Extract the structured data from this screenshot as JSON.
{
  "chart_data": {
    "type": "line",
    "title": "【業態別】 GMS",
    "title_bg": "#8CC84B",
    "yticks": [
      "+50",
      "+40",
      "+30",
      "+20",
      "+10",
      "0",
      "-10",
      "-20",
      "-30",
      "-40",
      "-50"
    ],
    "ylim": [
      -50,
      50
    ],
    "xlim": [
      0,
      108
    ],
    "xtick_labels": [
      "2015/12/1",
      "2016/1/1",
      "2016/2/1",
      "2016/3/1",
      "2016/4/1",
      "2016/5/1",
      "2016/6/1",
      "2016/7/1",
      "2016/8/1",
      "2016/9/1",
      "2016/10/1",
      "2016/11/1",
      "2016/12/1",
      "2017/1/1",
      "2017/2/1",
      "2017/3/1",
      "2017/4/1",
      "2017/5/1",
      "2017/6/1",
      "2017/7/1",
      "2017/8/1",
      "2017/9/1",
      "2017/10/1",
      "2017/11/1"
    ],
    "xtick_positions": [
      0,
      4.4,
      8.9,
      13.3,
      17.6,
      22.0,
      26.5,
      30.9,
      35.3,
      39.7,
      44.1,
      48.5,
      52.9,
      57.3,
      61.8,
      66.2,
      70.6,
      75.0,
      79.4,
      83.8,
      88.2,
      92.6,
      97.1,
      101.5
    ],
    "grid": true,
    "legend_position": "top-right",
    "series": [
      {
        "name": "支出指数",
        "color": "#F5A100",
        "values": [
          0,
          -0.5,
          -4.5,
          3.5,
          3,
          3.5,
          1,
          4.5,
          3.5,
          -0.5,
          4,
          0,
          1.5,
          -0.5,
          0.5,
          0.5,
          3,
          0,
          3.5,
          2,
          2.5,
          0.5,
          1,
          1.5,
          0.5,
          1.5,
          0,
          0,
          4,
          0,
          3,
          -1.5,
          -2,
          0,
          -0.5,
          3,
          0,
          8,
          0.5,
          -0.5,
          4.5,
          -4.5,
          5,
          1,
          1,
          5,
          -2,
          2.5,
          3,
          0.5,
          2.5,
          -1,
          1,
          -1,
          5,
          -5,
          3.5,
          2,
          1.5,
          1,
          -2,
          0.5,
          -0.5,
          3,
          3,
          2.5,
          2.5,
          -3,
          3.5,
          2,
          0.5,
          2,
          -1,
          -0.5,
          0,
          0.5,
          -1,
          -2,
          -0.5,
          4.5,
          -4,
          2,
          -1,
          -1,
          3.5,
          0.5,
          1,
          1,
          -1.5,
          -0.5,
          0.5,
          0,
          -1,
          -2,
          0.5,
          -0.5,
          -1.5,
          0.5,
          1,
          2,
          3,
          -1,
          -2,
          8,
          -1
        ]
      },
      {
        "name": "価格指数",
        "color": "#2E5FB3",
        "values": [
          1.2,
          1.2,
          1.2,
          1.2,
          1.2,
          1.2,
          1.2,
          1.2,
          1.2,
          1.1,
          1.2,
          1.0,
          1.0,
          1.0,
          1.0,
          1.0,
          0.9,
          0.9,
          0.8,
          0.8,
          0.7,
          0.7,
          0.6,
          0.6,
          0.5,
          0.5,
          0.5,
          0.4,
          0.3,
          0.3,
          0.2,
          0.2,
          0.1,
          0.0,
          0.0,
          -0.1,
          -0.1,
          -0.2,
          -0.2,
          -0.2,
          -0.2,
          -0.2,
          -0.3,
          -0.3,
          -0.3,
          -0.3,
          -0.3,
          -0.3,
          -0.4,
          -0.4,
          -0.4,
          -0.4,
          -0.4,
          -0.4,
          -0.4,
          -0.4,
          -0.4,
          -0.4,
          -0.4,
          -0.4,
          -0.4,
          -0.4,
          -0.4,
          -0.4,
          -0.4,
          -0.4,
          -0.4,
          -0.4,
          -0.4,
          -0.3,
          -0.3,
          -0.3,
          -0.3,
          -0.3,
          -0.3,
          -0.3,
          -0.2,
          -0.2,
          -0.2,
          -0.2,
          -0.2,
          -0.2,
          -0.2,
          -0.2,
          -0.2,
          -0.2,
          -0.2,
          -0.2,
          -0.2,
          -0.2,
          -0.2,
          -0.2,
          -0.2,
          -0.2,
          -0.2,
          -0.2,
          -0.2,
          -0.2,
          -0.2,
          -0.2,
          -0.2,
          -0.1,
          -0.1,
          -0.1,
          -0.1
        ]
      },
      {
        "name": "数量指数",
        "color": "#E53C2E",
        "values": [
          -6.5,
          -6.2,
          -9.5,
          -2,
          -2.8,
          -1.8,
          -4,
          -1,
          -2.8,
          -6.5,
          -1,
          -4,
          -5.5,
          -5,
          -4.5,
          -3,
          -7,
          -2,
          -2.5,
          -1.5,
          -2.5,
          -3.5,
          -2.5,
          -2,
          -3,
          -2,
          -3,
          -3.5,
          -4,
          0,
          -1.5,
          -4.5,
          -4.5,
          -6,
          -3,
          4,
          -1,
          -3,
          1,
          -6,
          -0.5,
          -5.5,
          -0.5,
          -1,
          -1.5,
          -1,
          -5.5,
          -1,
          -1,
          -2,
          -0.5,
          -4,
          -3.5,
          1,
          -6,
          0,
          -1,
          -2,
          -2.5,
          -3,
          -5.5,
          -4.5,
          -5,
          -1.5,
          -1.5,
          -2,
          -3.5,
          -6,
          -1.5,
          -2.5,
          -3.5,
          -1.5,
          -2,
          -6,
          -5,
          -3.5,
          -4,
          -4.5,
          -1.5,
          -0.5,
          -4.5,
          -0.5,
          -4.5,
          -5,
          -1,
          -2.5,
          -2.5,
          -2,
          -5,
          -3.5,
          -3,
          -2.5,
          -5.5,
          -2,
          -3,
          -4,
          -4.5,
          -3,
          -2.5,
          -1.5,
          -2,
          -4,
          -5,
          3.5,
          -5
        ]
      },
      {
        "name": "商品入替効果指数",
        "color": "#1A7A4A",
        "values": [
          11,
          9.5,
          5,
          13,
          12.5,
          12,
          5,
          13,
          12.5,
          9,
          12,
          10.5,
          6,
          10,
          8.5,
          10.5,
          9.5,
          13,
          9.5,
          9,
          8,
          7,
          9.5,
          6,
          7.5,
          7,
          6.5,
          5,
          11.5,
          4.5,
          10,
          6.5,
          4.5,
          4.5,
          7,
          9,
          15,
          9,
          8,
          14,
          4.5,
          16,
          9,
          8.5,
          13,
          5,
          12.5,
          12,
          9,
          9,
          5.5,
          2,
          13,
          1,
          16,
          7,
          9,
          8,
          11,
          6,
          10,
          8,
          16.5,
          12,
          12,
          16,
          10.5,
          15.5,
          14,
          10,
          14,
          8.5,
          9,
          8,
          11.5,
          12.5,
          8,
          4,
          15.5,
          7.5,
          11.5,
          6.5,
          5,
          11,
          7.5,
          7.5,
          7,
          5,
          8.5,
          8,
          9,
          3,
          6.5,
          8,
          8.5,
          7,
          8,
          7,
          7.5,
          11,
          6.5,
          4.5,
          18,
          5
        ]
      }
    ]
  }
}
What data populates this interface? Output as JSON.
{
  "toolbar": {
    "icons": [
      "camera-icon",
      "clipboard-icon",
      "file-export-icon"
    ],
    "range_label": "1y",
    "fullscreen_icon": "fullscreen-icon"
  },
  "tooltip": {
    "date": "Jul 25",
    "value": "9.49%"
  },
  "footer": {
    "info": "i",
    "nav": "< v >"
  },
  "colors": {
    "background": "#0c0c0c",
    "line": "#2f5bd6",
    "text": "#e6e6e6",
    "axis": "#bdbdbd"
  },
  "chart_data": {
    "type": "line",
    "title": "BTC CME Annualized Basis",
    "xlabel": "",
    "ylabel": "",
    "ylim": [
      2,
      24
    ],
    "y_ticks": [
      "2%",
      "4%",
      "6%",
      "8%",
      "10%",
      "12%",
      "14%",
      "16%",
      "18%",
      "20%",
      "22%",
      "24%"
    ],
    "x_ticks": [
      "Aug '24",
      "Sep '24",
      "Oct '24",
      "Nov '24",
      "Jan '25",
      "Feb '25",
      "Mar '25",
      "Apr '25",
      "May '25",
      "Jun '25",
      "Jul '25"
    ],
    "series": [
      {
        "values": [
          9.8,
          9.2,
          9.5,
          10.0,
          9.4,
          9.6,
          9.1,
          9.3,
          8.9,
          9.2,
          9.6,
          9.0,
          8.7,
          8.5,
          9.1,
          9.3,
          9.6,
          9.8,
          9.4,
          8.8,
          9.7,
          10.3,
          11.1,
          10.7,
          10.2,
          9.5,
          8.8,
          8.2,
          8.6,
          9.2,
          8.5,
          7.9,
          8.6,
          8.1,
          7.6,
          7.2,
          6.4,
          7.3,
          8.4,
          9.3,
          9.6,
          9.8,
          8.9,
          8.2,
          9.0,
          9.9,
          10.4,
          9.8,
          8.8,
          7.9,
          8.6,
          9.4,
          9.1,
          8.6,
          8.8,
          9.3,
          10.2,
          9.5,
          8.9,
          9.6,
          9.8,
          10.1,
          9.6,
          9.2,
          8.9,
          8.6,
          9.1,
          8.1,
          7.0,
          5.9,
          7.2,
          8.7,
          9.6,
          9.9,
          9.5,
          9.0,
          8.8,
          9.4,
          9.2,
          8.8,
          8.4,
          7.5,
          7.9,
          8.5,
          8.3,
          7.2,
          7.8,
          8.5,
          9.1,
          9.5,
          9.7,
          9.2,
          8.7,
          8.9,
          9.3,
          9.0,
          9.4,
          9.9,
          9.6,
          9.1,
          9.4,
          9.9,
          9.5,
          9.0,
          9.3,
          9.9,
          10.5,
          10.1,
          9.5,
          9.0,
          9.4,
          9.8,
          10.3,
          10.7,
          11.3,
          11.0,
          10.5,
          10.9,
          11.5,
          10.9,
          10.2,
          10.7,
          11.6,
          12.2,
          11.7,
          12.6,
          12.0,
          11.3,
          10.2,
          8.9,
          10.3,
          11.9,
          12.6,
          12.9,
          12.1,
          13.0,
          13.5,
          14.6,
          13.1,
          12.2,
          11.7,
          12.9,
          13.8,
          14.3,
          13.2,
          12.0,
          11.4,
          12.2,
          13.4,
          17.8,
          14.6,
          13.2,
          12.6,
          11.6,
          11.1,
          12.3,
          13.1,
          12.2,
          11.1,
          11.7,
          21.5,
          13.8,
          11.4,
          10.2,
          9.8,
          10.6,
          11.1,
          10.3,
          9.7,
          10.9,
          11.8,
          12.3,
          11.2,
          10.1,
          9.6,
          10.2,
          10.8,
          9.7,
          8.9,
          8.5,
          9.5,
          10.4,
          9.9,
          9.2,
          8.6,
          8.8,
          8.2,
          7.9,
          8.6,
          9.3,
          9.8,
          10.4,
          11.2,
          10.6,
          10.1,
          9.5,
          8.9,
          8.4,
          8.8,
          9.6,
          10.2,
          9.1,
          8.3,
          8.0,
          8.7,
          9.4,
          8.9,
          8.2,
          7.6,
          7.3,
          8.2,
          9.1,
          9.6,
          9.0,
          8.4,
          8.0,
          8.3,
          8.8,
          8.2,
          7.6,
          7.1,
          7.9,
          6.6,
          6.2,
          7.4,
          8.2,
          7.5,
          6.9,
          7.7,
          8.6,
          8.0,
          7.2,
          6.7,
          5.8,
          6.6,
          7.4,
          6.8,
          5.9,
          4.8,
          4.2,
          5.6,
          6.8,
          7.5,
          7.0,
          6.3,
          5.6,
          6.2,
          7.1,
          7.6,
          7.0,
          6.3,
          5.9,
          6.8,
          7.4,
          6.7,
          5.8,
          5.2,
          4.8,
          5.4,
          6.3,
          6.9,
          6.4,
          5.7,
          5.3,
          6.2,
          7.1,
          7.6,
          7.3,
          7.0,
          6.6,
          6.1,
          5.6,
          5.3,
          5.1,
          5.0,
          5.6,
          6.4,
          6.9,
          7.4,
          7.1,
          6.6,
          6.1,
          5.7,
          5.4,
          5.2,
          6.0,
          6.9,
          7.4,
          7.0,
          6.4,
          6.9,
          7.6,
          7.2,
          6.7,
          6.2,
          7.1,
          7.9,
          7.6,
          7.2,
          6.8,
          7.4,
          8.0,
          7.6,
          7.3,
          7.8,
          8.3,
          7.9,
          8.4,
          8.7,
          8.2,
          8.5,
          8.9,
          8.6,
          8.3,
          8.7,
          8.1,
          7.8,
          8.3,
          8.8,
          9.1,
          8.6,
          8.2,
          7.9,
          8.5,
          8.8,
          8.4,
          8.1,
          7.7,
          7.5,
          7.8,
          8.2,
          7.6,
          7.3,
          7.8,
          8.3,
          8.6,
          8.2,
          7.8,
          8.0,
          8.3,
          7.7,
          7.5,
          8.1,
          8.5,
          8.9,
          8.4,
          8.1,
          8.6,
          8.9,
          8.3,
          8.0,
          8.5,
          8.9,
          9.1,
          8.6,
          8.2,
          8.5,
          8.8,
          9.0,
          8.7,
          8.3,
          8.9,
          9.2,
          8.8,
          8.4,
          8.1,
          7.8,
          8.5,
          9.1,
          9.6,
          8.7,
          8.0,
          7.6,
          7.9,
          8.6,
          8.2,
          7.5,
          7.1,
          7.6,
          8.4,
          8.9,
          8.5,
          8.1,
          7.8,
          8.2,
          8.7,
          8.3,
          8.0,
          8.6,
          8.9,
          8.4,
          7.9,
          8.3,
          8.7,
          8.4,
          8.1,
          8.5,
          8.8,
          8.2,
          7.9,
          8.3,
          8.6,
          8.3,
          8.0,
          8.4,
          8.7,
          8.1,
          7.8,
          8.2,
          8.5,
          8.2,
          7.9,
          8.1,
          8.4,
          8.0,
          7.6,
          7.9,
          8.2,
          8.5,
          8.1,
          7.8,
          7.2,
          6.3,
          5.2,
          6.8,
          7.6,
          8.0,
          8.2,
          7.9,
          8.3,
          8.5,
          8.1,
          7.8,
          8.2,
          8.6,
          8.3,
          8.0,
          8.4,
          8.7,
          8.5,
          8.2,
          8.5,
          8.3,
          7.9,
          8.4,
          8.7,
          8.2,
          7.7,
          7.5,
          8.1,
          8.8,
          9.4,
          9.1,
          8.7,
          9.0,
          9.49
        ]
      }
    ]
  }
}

**The problem**. In the records above, find the lines containing "name" and copy them.

**Task answer**.
        "name": "支出指数",
        "name": "価格指数",
        "name": "数量指数",
        "name": "商品入替効果指数",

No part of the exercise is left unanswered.